Layout region records:
'''

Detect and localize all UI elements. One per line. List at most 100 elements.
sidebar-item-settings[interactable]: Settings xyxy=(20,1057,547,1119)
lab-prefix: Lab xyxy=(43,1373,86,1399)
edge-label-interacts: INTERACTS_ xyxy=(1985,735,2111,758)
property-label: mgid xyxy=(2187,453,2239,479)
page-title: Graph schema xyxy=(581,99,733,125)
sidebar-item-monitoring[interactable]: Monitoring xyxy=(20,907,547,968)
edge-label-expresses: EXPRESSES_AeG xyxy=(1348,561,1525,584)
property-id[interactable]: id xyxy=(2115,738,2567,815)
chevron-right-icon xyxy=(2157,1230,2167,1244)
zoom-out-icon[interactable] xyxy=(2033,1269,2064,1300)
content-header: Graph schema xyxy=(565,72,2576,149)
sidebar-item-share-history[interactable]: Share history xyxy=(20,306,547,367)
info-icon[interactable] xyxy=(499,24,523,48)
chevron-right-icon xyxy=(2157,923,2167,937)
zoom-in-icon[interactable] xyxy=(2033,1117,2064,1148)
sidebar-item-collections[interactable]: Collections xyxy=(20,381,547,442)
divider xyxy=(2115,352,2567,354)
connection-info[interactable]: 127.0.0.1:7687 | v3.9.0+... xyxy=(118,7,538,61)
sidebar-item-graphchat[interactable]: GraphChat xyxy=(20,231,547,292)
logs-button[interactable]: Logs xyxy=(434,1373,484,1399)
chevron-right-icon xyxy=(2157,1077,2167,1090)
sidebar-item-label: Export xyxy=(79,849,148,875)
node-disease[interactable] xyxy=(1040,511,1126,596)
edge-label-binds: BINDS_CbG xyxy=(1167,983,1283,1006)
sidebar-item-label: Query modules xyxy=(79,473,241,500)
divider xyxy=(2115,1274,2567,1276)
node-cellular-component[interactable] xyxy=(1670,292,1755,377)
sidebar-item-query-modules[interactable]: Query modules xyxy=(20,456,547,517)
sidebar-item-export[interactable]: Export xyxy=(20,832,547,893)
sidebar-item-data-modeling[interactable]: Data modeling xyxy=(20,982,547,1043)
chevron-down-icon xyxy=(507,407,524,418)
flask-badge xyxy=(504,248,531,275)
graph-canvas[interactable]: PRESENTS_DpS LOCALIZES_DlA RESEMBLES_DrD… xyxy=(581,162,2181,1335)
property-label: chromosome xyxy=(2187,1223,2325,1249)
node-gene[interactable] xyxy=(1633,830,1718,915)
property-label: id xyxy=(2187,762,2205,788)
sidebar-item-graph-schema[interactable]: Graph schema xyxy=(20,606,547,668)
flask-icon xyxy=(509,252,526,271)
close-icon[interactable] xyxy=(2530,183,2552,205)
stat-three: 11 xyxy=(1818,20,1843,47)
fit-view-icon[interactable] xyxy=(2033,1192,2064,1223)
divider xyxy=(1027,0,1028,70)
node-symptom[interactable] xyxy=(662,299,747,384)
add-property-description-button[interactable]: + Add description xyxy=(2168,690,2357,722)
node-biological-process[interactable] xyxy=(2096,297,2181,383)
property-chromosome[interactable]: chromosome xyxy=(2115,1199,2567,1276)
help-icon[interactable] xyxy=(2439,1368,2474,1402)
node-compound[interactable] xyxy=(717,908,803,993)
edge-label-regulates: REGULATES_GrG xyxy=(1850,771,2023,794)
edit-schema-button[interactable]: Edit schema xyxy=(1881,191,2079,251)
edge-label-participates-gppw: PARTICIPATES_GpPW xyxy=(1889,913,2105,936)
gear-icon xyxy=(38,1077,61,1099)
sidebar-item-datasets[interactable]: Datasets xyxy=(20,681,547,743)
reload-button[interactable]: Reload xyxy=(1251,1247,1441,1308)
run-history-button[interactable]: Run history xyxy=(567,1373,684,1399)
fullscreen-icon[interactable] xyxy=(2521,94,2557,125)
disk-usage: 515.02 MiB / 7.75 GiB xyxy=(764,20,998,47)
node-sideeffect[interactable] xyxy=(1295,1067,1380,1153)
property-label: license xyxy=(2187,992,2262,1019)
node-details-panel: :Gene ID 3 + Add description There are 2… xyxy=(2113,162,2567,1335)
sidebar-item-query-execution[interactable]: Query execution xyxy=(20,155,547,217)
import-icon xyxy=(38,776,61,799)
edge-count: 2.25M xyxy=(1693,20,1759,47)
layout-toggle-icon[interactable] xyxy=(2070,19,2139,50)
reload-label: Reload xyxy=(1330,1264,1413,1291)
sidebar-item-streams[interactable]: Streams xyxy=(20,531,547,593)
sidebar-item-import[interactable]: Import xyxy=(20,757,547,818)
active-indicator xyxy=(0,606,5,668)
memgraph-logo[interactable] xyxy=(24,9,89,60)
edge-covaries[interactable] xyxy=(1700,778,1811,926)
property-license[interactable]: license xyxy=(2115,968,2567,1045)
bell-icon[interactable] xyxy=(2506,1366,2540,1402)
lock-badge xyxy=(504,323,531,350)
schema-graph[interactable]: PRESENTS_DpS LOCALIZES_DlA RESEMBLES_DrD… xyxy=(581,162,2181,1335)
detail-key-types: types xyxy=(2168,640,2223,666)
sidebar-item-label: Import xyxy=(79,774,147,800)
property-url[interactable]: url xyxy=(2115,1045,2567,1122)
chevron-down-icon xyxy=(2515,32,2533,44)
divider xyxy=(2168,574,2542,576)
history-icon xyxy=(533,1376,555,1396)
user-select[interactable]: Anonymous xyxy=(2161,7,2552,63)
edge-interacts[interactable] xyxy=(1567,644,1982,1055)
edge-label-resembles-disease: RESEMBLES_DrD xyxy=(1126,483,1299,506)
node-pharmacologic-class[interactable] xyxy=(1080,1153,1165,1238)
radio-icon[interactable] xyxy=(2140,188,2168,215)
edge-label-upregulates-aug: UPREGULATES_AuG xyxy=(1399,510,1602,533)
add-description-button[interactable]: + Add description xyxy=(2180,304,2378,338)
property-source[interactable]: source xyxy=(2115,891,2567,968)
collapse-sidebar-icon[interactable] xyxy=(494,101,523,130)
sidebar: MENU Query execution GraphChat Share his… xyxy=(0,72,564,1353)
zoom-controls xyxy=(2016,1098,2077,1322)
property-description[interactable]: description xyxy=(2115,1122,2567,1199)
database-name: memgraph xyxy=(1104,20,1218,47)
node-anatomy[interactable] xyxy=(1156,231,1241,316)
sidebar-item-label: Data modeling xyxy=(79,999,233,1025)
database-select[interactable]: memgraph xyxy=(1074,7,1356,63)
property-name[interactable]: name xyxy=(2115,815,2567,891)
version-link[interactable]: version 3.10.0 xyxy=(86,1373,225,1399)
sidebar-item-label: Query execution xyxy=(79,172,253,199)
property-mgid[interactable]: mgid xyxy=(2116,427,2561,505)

'''

Exercise: Please quote every item above verbatim, keeping each on its own line.

Result of this exercise:
Detect and localize all UI elements. One per line. List at most 100 elements.
sidebar-item-settings[interactable]: Settings xyxy=(20,1057,547,1119)
lab-prefix: Lab xyxy=(43,1373,86,1399)
edge-label-interacts: INTERACTS_ xyxy=(1985,735,2111,758)
property-label: mgid xyxy=(2187,453,2239,479)
page-title: Graph schema xyxy=(581,99,733,125)
sidebar-item-monitoring[interactable]: Monitoring xyxy=(20,907,547,968)
edge-label-expresses: EXPRESSES_AeG xyxy=(1348,561,1525,584)
property-id[interactable]: id xyxy=(2115,738,2567,815)
chevron-right-icon xyxy=(2157,1230,2167,1244)
zoom-out-icon[interactable] xyxy=(2033,1269,2064,1300)
content-header: Graph schema xyxy=(565,72,2576,149)
sidebar-item-share-history[interactable]: Share history xyxy=(20,306,547,367)
info-icon[interactable] xyxy=(499,24,523,48)
chevron-right-icon xyxy=(2157,923,2167,937)
zoom-in-icon[interactable] xyxy=(2033,1117,2064,1148)
sidebar-item-collections[interactable]: Collections xyxy=(20,381,547,442)
divider xyxy=(2115,352,2567,354)
connection-info[interactable]: 127.0.0.1:7687 | v3.9.0+... xyxy=(118,7,538,61)
sidebar-item-graphchat[interactable]: GraphChat xyxy=(20,231,547,292)
logs-button[interactable]: Logs xyxy=(434,1373,484,1399)
chevron-right-icon xyxy=(2157,1077,2167,1090)
sidebar-item-label: Export xyxy=(79,849,148,875)
node-disease[interactable] xyxy=(1040,511,1126,596)
edge-label-binds: BINDS_CbG xyxy=(1167,983,1283,1006)
sidebar-item-label: Query modules xyxy=(79,473,241,500)
divider xyxy=(2115,1274,2567,1276)
node-cellular-component[interactable] xyxy=(1670,292,1755,377)
sidebar-item-query-modules[interactable]: Query modules xyxy=(20,456,547,517)
sidebar-item-export[interactable]: Export xyxy=(20,832,547,893)
sidebar-item-data-modeling[interactable]: Data modeling xyxy=(20,982,547,1043)
chevron-down-icon xyxy=(507,407,524,418)
flask-badge xyxy=(504,248,531,275)
graph-canvas[interactable]: PRESENTS_DpS LOCALIZES_DlA RESEMBLES_DrD… xyxy=(581,162,2181,1335)
property-label: chromosome xyxy=(2187,1223,2325,1249)
node-gene[interactable] xyxy=(1633,830,1718,915)
property-label: id xyxy=(2187,762,2205,788)
sidebar-item-graph-schema[interactable]: Graph schema xyxy=(20,606,547,668)
flask-icon xyxy=(509,252,526,271)
close-icon[interactable] xyxy=(2530,183,2552,205)
stat-three: 11 xyxy=(1818,20,1843,47)
fit-view-icon[interactable] xyxy=(2033,1192,2064,1223)
divider xyxy=(1027,0,1028,70)
node-symptom[interactable] xyxy=(662,299,747,384)
add-property-description-button[interactable]: + Add description xyxy=(2168,690,2357,722)
node-biological-process[interactable] xyxy=(2096,297,2181,383)
property-chromosome[interactable]: chromosome xyxy=(2115,1199,2567,1276)
help-icon[interactable] xyxy=(2439,1368,2474,1402)
node-compound[interactable] xyxy=(717,908,803,993)
edge-label-regulates: REGULATES_GrG xyxy=(1850,771,2023,794)
edit-schema-button[interactable]: Edit schema xyxy=(1881,191,2079,251)
edge-label-participates-gppw: PARTICIPATES_GpPW xyxy=(1889,913,2105,936)
gear-icon xyxy=(38,1077,61,1099)
sidebar-item-datasets[interactable]: Datasets xyxy=(20,681,547,743)
reload-button[interactable]: Reload xyxy=(1251,1247,1441,1308)
run-history-button[interactable]: Run history xyxy=(567,1373,684,1399)
fullscreen-icon[interactable] xyxy=(2521,94,2557,125)
disk-usage: 515.02 MiB / 7.75 GiB xyxy=(764,20,998,47)
node-sideeffect[interactable] xyxy=(1295,1067,1380,1153)
property-label: license xyxy=(2187,992,2262,1019)
node-details-panel: :Gene ID 3 + Add description There are 2… xyxy=(2113,162,2567,1335)
sidebar-item-query-execution[interactable]: Query execution xyxy=(20,155,547,217)
import-icon xyxy=(38,776,61,799)
edge-count: 2.25M xyxy=(1693,20,1759,47)
layout-toggle-icon[interactable] xyxy=(2070,19,2139,50)
reload-label: Reload xyxy=(1330,1264,1413,1291)
sidebar-item-streams[interactable]: Streams xyxy=(20,531,547,593)
sidebar-item-import[interactable]: Import xyxy=(20,757,547,818)
active-indicator xyxy=(0,606,5,668)
memgraph-logo[interactable] xyxy=(24,9,89,60)
edge-covaries[interactable] xyxy=(1700,778,1811,926)
property-license[interactable]: license xyxy=(2115,968,2567,1045)
bell-icon[interactable] xyxy=(2506,1366,2540,1402)
lock-badge xyxy=(504,323,531,350)
schema-graph[interactable]: PRESENTS_DpS LOCALIZES_DlA RESEMBLES_DrD… xyxy=(581,162,2181,1335)
detail-key-types: types xyxy=(2168,640,2223,666)
sidebar-item-label: Import xyxy=(79,774,147,800)
property-url[interactable]: url xyxy=(2115,1045,2567,1122)
chevron-down-icon xyxy=(2515,32,2533,44)
divider xyxy=(2168,574,2542,576)
history-icon xyxy=(533,1376,555,1396)
user-select[interactable]: Anonymous xyxy=(2161,7,2552,63)
edge-interacts[interactable] xyxy=(1567,644,1982,1055)
edge-label-resembles-disease: RESEMBLES_DrD xyxy=(1126,483,1299,506)
node-pharmacologic-class[interactable] xyxy=(1080,1153,1165,1238)
radio-icon[interactable] xyxy=(2140,188,2168,215)
edge-label-upregulates-aug: UPREGULATES_AuG xyxy=(1399,510,1602,533)
add-description-button[interactable]: + Add description xyxy=(2180,304,2378,338)
property-source[interactable]: source xyxy=(2115,891,2567,968)
collapse-sidebar-icon[interactable] xyxy=(494,101,523,130)
sidebar: MENU Query execution GraphChat Share his… xyxy=(0,72,564,1353)
zoom-controls xyxy=(2016,1098,2077,1322)
property-description[interactable]: description xyxy=(2115,1122,2567,1199)
database-name: memgraph xyxy=(1104,20,1218,47)
node-anatomy[interactable] xyxy=(1156,231,1241,316)
sidebar-item-label: Data modeling xyxy=(79,999,233,1025)
database-select[interactable]: memgraph xyxy=(1074,7,1356,63)
property-name[interactable]: name xyxy=(2115,815,2567,891)
version-link[interactable]: version 3.10.0 xyxy=(86,1373,225,1399)
sidebar-item-label: Query execution xyxy=(79,172,253,199)
property-mgid[interactable]: mgid xyxy=(2116,427,2561,505)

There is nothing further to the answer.